* Problem requirements *
Check each line of the data below for the word "this", then extract the ones that have it.

* Saved entries *
■ ■ ■ ■ ■
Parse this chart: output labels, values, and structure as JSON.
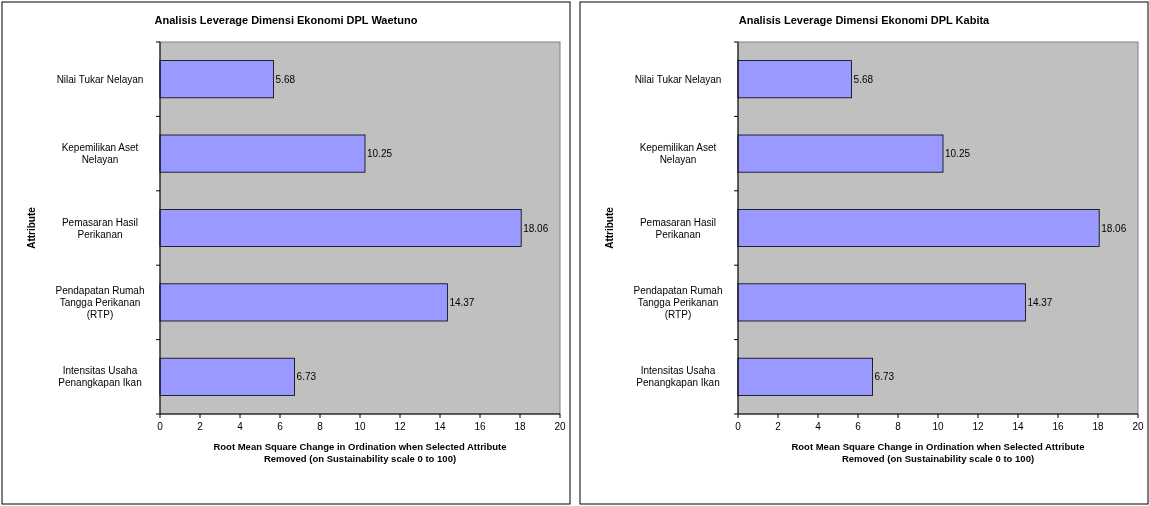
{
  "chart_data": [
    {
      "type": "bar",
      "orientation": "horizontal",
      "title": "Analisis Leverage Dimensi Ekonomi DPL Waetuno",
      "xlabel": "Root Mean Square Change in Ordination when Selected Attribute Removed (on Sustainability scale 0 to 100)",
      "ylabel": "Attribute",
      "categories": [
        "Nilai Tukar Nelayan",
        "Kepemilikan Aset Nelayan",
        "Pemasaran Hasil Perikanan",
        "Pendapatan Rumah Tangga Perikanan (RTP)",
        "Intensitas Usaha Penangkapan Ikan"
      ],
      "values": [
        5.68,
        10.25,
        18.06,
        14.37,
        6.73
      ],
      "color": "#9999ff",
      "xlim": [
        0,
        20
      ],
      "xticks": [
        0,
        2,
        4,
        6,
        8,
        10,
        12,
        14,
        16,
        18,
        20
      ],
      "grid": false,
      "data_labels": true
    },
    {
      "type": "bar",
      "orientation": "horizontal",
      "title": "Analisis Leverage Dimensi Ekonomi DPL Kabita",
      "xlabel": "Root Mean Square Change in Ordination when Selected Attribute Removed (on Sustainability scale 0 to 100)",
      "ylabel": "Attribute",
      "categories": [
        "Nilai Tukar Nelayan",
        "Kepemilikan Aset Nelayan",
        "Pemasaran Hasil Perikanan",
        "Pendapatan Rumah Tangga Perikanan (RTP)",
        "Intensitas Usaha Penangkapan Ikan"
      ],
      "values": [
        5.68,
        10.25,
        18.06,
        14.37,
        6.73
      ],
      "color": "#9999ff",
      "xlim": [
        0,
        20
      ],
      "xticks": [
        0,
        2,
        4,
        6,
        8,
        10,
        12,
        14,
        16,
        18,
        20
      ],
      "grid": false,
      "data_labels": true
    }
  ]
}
■ ■ ■ ■ ■
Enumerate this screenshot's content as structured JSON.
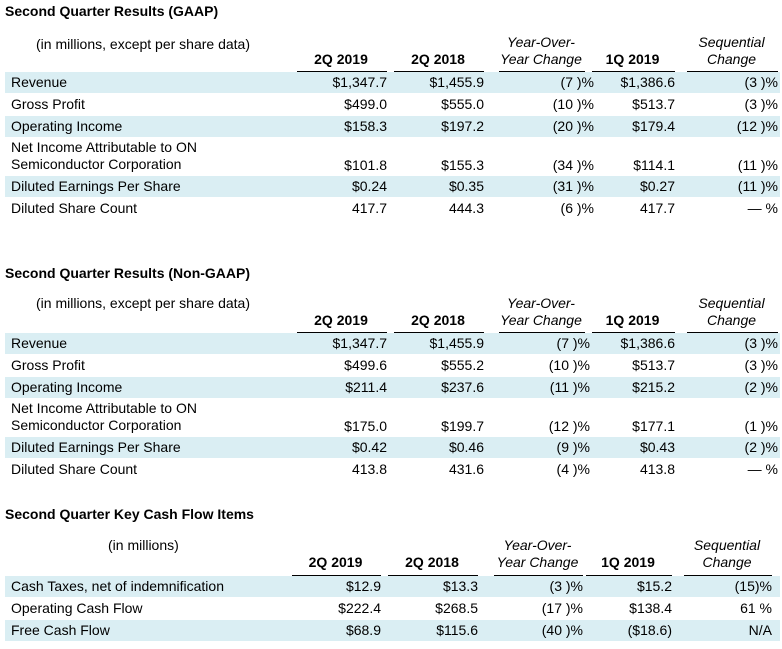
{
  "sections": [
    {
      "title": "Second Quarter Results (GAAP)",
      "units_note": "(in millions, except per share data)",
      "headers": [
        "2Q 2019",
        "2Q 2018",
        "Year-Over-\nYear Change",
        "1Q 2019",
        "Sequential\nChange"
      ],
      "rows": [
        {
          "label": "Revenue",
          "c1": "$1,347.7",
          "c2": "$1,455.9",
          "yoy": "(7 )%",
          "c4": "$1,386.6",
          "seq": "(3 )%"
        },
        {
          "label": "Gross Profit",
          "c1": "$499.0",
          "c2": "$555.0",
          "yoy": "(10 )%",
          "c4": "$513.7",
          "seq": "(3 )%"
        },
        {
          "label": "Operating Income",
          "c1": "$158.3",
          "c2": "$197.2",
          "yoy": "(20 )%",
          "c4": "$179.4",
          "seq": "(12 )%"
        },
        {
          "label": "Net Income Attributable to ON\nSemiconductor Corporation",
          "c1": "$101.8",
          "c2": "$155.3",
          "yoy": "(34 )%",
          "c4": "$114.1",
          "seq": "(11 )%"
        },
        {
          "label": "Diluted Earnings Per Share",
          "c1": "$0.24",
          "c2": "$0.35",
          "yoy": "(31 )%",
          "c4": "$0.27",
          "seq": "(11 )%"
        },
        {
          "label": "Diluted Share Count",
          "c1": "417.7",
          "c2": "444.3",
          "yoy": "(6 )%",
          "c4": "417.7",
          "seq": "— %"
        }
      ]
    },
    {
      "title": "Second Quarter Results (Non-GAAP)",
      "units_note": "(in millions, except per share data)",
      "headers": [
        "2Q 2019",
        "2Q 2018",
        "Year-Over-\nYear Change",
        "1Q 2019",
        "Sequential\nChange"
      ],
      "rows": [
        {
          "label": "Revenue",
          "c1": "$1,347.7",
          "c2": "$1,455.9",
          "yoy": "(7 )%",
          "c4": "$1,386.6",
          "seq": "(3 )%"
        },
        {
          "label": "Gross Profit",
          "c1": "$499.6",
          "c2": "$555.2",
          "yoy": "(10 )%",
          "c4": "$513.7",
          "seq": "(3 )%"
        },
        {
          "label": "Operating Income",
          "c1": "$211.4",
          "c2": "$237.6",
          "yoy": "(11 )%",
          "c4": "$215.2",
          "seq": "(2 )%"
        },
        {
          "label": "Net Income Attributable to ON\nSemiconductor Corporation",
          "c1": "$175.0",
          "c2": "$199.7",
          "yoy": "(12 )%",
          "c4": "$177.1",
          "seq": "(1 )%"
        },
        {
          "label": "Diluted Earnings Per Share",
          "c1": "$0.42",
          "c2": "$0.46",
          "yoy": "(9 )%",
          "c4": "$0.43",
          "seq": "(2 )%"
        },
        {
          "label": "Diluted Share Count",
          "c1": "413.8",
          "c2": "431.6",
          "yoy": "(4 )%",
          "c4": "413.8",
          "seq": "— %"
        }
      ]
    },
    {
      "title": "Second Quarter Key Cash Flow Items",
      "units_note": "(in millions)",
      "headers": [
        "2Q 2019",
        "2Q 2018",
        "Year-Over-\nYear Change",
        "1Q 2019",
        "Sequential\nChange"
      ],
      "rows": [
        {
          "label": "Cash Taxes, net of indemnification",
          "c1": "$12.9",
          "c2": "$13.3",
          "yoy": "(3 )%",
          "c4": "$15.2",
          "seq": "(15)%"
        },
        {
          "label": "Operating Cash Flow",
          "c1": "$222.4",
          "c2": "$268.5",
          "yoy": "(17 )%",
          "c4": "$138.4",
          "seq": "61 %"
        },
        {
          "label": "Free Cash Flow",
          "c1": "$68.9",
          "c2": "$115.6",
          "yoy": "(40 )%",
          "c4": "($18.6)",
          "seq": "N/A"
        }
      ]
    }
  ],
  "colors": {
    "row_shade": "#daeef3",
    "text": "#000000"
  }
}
■ ■ ■ ■ ■
* Finished task *
Parse this chart: output labels, values, and structure as JSON.
Enumerate this screenshot's content as structured JSON.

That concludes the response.